### TASK TO COMPLETE
Below are some entries. Output each one exactly as it appears.
───── DATA SUPPLIED ─────
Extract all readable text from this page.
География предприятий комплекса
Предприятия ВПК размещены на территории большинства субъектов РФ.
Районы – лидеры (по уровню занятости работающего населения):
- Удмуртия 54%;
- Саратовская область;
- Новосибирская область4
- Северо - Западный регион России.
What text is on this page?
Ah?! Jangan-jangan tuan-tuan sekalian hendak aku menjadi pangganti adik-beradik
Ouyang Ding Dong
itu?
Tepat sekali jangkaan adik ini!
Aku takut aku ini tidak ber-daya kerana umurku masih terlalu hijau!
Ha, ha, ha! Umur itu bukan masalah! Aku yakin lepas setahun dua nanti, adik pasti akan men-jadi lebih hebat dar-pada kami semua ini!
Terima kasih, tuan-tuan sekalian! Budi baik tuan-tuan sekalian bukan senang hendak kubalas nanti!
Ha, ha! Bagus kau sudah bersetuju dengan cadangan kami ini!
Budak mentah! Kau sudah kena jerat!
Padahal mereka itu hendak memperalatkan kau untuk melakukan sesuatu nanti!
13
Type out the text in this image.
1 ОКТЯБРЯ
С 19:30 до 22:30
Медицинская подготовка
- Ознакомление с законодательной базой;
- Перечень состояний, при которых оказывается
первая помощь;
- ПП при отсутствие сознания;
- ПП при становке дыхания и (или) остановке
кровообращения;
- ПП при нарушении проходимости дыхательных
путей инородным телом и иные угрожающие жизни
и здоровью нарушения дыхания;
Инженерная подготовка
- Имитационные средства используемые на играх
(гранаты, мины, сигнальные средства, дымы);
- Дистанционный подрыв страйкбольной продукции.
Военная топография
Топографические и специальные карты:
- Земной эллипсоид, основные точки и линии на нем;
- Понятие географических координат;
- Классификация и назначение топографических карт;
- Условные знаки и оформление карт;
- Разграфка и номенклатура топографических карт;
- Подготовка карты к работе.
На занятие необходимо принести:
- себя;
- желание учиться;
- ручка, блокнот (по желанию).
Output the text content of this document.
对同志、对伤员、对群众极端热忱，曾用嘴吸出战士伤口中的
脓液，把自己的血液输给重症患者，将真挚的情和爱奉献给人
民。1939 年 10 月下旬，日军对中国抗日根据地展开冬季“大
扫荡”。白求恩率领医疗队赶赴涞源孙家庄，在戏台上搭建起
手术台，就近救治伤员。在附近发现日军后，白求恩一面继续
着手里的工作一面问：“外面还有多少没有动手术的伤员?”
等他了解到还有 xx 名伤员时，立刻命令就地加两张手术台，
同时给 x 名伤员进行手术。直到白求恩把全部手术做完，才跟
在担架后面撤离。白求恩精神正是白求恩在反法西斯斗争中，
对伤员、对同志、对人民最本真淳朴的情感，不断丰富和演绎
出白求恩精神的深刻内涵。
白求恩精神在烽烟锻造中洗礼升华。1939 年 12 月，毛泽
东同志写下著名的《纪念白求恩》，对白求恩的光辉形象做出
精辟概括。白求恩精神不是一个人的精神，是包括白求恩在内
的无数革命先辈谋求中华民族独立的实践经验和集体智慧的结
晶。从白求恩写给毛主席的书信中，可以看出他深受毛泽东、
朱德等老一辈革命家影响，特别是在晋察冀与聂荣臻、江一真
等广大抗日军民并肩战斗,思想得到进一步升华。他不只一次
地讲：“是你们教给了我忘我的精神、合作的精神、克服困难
─────
### PROBLEM SOLUTION
Extract all readable text from this page.
География предприятий комплекса
Предприятия ВПК размещены на территории большинства субъектов РФ.
Районы – лидеры (по уровню занятости работающего населения):
- Удмуртия 54%;
- Саратовская область;
- Новосибирская область4
- Северо - Западный регион России.
What text is on this page?
Ah?! Jangan-jangan tuan-tuan sekalian hendak aku menjadi pangganti adik-beradik
Ouyang Ding Dong
itu?
Tepat sekali jangkaan adik ini!
Aku takut aku ini tidak ber-daya kerana umurku masih terlalu hijau!
Ha, ha, ha! Umur itu bukan masalah! Aku yakin lepas setahun dua nanti, adik pasti akan men-jadi lebih hebat dar-pada kami semua ini!
Terima kasih, tuan-tuan sekalian! Budi baik tuan-tuan sekalian bukan senang hendak kubalas nanti!
Ha, ha! Bagus kau sudah bersetuju dengan cadangan kami ini!
Budak mentah! Kau sudah kena jerat!
Padahal mereka itu hendak memperalatkan kau untuk melakukan sesuatu nanti!
13
Type out the text in this image.
1 ОКТЯБРЯ
С 19:30 до 22:30
Медицинская подготовка
- Ознакомление с законодательной базой;
- Перечень состояний, при которых оказывается
первая помощь;
- ПП при отсутствие сознания;
- ПП при становке дыхания и (или) остановке
кровообращения;
- ПП при нарушении проходимости дыхательных
путей инородным телом и иные угрожающие жизни
и здоровью нарушения дыхания;
Инженерная подготовка
- Имитационные средства используемые на играх
(гранаты, мины, сигнальные средства, дымы);
- Дистанционный подрыв страйкбольной продукции.
Военная топография
Топографические и специальные карты:
- Земной эллипсоид, основные точки и линии на нем;
- Понятие географических координат;
- Классификация и назначение топографических карт;
- Условные знаки и оформление карт;
- Разграфка и номенклатура топографических карт;
- Подготовка карты к работе.
На занятие необходимо принести:
- себя;
- желание учиться;
- ручка, блокнот (по желанию).
Output the text content of this document.
对同志、对伤员、对群众极端热忱，曾用嘴吸出战士伤口中的
脓液，把自己的血液输给重症患者，将真挚的情和爱奉献给人
民。1939 年 10 月下旬，日军对中国抗日根据地展开冬季“大
扫荡”。白求恩率领医疗队赶赴涞源孙家庄，在戏台上搭建起
手术台，就近救治伤员。在附近发现日军后，白求恩一面继续
着手里的工作一面问：“外面还有多少没有动手术的伤员?”
等他了解到还有 xx 名伤员时，立刻命令就地加两张手术台，
同时给 x 名伤员进行手术。直到白求恩把全部手术做完，才跟
在担架后面撤离。白求恩精神正是白求恩在反法西斯斗争中，
对伤员、对同志、对人民最本真淳朴的情感，不断丰富和演绎
出白求恩精神的深刻内涵。
白求恩精神在烽烟锻造中洗礼升华。1939 年 12 月，毛泽
东同志写下著名的《纪念白求恩》，对白求恩的光辉形象做出
精辟概括。白求恩精神不是一个人的精神，是包括白求恩在内
的无数革命先辈谋求中华民族独立的实践经验和集体智慧的结
晶。从白求恩写给毛主席的书信中，可以看出他深受毛泽东、
朱德等老一辈革命家影响，特别是在晋察冀与聂荣臻、江一真
等广大抗日军民并肩战斗,思想得到进一步升华。他不只一次
地讲：“是你们教给了我忘我的精神、合作的精神、克服困难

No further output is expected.